## Begin Records provided

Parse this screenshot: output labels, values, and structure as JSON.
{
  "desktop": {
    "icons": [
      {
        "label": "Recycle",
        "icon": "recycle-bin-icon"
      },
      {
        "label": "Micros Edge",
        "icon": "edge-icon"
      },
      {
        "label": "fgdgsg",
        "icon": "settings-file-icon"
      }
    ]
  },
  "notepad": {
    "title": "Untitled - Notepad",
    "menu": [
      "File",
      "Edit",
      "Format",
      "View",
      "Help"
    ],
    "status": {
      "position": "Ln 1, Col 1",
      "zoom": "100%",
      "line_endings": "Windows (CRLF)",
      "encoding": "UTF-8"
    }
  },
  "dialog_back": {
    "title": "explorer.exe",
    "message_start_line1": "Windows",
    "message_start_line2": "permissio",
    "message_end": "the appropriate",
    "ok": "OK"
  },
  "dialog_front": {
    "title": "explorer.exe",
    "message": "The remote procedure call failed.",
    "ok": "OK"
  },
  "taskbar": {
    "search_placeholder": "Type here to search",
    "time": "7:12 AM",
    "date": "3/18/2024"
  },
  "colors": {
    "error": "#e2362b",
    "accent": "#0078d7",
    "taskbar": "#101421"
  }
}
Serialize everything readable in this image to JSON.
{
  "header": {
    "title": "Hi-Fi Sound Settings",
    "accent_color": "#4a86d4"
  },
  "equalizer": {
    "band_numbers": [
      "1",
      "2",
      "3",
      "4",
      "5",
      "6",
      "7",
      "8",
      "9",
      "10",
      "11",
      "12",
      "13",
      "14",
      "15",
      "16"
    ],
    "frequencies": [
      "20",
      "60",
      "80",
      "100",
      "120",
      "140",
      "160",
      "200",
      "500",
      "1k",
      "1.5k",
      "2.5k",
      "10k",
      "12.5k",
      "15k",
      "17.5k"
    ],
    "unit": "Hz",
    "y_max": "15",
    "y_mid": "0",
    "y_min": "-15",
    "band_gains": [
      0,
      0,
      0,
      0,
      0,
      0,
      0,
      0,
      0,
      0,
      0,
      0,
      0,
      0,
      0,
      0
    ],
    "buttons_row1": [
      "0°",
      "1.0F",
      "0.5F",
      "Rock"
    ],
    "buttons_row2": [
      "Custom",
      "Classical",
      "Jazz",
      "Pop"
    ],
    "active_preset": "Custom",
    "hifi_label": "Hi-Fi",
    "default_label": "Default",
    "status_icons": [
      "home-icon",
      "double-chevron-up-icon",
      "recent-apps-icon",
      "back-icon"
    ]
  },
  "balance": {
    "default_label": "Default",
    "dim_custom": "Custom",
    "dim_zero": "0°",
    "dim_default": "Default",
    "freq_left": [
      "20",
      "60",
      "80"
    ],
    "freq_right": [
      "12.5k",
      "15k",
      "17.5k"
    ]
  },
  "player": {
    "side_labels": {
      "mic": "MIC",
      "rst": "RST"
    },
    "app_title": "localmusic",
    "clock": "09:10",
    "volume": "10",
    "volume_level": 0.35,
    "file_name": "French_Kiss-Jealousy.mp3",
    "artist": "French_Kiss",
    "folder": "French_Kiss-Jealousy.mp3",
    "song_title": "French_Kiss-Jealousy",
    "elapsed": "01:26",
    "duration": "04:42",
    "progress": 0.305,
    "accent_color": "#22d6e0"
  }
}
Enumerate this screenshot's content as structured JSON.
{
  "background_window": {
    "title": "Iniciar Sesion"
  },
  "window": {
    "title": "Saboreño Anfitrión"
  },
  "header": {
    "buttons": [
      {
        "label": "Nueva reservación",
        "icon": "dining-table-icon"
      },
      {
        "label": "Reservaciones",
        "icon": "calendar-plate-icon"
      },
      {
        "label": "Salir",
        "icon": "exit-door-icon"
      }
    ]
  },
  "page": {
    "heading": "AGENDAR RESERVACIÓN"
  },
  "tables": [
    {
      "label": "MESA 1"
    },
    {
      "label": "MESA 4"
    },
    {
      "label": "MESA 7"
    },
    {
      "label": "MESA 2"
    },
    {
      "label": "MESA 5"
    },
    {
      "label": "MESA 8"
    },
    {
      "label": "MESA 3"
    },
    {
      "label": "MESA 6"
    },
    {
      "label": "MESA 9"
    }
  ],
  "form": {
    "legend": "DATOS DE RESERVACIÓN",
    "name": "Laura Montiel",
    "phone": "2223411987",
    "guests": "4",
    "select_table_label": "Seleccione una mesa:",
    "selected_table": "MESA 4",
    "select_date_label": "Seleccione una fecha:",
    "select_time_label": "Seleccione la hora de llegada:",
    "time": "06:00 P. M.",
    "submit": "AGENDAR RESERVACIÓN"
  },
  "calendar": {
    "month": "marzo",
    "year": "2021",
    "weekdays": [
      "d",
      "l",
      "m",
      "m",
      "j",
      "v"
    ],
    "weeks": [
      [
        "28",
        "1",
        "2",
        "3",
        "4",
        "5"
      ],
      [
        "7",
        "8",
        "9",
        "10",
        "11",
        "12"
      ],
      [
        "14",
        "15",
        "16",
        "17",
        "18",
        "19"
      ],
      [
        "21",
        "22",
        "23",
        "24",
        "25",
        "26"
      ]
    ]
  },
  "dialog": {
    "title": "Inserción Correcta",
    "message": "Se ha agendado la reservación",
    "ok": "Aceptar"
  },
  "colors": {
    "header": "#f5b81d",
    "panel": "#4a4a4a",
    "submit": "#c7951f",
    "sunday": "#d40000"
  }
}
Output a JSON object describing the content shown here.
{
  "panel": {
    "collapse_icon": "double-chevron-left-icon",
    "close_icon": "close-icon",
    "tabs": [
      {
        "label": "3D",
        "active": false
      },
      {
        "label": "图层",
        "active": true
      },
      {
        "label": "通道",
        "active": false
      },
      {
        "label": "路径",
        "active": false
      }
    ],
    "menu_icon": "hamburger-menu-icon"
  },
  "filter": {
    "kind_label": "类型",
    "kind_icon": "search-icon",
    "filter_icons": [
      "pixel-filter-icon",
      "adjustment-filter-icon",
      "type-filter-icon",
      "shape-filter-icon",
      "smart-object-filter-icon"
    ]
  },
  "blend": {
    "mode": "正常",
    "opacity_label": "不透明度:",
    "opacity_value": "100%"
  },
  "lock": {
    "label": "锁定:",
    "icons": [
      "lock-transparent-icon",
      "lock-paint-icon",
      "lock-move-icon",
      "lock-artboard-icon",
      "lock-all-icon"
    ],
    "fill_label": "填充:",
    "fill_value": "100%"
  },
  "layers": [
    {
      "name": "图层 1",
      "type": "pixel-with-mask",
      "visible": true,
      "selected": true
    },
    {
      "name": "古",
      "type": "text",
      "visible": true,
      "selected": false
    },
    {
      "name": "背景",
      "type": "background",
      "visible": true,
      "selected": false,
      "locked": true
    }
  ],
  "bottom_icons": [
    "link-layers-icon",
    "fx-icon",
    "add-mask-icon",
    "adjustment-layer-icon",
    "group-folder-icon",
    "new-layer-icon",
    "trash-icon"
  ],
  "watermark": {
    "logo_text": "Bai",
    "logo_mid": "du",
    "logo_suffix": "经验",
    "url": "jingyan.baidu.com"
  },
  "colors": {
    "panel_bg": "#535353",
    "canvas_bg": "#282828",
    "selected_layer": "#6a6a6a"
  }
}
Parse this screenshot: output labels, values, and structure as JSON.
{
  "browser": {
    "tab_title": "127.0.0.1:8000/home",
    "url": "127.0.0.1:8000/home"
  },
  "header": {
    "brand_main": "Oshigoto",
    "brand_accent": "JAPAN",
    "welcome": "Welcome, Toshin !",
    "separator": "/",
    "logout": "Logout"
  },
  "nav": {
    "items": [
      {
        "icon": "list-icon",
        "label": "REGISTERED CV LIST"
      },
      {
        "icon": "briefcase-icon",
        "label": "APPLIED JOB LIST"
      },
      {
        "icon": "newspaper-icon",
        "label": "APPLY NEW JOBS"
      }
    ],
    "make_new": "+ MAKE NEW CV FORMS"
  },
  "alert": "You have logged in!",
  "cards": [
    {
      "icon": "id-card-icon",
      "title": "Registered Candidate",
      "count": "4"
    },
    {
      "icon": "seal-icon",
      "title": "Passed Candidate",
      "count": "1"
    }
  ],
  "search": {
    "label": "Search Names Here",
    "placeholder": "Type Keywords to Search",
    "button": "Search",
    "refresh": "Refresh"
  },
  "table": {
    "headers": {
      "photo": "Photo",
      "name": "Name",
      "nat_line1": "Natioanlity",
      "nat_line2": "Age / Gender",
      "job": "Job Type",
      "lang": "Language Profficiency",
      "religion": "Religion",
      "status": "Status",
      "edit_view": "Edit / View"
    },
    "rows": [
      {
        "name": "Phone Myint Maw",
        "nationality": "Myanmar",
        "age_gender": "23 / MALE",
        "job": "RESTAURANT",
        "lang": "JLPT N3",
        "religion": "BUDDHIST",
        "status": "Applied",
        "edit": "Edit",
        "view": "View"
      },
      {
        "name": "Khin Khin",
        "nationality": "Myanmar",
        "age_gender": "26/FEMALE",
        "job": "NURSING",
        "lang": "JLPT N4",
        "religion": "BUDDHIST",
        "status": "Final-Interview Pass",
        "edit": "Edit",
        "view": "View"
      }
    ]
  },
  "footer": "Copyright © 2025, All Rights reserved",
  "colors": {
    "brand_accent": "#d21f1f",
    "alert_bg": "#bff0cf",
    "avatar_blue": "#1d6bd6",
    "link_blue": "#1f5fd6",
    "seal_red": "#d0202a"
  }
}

## End Records provided

— Given task —
Check each line above for the string "Jealousy" and report how many lines have it, giving only the number.

— Answer to this exercise —
3